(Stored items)
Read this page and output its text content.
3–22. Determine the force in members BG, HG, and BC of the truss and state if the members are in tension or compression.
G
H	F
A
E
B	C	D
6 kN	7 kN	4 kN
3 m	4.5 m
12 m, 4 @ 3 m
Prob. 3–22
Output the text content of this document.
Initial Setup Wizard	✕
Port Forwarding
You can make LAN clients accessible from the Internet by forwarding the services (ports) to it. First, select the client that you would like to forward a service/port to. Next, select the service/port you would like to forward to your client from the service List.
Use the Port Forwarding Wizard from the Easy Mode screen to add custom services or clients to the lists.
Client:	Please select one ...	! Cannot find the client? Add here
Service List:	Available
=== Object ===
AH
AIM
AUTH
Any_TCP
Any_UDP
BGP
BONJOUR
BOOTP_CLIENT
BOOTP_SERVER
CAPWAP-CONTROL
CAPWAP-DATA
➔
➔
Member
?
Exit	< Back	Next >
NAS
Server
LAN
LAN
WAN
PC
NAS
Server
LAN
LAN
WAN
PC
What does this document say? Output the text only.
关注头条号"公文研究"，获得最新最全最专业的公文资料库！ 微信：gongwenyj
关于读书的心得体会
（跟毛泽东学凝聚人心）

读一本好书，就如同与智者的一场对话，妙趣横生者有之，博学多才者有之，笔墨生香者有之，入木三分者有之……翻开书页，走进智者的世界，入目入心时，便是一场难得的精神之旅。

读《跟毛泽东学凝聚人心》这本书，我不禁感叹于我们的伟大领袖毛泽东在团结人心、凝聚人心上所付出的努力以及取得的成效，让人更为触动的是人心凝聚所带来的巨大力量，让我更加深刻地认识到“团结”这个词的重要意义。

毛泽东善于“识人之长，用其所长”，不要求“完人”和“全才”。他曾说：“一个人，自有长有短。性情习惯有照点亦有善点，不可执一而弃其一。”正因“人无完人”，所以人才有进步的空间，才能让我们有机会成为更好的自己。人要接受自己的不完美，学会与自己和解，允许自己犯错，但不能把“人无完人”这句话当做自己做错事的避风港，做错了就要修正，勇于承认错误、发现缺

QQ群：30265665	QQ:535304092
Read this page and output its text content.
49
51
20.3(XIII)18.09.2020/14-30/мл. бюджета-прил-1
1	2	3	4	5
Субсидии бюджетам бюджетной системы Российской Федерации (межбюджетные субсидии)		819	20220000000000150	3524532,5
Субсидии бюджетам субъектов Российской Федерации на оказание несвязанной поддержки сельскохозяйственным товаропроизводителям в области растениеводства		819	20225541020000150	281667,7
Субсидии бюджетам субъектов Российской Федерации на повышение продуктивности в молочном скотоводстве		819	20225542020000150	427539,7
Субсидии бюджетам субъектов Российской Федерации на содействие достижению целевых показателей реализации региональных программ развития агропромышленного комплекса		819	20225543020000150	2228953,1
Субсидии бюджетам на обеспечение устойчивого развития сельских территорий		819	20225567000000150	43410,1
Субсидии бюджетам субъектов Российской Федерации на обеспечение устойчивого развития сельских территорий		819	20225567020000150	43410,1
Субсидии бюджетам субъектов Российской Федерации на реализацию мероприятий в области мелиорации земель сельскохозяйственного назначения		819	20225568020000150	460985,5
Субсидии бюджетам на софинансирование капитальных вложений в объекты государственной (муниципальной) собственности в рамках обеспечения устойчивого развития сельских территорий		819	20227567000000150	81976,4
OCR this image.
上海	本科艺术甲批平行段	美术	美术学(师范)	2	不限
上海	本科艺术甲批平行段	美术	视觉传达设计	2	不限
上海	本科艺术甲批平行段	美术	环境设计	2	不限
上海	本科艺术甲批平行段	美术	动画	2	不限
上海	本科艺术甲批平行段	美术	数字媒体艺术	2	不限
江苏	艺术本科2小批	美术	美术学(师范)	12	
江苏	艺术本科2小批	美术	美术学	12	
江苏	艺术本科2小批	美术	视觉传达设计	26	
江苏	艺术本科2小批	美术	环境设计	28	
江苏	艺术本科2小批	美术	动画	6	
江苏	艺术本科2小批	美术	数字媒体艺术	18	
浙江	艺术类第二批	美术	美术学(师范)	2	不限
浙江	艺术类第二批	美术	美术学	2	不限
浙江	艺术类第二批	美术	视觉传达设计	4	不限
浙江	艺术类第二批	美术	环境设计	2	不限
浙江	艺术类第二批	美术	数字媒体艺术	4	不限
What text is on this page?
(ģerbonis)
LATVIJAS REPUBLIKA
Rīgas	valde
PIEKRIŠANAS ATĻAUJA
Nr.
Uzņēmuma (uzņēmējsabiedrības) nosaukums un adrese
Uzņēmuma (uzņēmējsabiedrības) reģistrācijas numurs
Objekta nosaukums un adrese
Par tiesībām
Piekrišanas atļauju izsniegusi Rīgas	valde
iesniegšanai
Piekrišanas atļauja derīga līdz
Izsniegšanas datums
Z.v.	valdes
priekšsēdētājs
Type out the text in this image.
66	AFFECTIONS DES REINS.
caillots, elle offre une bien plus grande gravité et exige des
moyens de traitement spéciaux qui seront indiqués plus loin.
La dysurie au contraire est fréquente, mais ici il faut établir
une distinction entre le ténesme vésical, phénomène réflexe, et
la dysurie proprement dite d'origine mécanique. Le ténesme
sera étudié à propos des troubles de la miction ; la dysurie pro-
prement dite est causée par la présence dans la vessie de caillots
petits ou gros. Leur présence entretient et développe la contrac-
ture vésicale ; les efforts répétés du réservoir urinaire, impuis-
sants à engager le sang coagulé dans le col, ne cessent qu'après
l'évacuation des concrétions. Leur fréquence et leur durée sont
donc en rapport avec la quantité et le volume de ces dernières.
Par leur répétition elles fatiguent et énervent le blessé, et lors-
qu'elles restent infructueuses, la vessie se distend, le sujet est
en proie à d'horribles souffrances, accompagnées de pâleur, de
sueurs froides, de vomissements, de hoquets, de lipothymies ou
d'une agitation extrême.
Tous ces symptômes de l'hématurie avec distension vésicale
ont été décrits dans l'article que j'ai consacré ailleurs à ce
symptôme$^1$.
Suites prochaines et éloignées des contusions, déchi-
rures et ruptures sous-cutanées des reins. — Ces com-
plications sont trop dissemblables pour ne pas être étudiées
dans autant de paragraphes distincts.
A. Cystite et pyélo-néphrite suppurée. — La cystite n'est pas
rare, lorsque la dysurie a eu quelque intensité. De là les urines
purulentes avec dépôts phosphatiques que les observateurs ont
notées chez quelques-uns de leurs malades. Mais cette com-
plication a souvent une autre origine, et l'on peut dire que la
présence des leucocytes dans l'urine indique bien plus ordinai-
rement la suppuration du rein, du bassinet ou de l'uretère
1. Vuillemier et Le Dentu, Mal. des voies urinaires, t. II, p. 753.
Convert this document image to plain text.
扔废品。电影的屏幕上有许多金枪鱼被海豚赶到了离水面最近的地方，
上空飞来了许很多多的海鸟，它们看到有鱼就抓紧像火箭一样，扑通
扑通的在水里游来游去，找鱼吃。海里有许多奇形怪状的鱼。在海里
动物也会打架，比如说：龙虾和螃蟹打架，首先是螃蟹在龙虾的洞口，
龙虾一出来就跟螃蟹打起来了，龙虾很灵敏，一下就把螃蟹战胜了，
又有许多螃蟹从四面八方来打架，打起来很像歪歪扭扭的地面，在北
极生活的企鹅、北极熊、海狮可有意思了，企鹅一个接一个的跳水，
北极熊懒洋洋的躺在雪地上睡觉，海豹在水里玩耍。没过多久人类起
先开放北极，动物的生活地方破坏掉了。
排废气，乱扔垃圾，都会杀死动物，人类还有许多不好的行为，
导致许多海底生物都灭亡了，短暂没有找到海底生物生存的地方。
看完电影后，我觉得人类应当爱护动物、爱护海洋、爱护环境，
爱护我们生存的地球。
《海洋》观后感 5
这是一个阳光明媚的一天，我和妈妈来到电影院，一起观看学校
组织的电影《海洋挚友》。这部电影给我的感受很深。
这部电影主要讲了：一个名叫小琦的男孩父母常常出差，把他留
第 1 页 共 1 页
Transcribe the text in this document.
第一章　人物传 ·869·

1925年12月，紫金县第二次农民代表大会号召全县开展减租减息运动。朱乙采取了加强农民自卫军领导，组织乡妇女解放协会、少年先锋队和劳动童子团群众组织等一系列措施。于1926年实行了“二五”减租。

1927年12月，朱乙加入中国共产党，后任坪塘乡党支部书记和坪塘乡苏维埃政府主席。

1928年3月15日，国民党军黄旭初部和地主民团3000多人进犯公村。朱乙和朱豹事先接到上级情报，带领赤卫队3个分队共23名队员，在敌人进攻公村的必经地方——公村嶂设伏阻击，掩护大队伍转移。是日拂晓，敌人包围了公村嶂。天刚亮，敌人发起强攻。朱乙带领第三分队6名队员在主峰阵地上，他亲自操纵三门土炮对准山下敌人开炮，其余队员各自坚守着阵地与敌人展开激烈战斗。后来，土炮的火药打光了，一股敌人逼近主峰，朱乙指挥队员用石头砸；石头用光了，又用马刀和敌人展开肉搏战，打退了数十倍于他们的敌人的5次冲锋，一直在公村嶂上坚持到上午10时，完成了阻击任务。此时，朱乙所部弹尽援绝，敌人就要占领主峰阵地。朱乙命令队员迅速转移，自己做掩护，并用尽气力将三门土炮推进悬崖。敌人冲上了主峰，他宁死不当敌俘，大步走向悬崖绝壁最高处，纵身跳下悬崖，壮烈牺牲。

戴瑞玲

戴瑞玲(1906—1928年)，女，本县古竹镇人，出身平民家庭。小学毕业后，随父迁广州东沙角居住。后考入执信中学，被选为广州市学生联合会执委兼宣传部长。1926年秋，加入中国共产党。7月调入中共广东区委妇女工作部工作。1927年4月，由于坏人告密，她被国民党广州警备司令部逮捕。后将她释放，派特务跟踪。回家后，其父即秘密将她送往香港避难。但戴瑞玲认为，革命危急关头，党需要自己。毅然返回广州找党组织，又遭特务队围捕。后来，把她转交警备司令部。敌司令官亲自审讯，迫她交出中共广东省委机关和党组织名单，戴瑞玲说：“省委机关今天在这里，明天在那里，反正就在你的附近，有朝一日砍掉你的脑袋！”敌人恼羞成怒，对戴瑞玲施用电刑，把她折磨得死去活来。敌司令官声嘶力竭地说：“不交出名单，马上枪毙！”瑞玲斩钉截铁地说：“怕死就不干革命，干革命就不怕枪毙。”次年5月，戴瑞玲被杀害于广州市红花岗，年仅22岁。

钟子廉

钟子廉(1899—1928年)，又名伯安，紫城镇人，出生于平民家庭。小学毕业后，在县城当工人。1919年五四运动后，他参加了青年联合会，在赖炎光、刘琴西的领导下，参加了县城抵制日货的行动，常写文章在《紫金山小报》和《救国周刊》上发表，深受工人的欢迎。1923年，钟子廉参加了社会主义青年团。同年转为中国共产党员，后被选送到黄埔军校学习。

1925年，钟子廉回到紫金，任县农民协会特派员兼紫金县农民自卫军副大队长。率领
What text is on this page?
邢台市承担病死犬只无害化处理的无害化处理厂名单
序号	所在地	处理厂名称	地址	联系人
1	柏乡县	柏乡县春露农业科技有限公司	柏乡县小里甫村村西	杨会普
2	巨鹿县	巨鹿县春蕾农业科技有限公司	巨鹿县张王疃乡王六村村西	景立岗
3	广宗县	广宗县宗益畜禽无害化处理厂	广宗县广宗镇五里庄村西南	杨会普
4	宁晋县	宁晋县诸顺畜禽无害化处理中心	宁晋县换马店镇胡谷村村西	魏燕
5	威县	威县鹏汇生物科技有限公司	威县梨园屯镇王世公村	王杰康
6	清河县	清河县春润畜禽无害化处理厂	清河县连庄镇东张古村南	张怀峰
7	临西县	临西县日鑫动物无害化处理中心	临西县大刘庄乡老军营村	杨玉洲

Aim of the exercise:
Gather from the data above every line with the string "bien".

Solution:
caillots, elle offre une bien plus grande gravité et exige des
présence des leucocytes dans l'urine indique bien plus ordinai-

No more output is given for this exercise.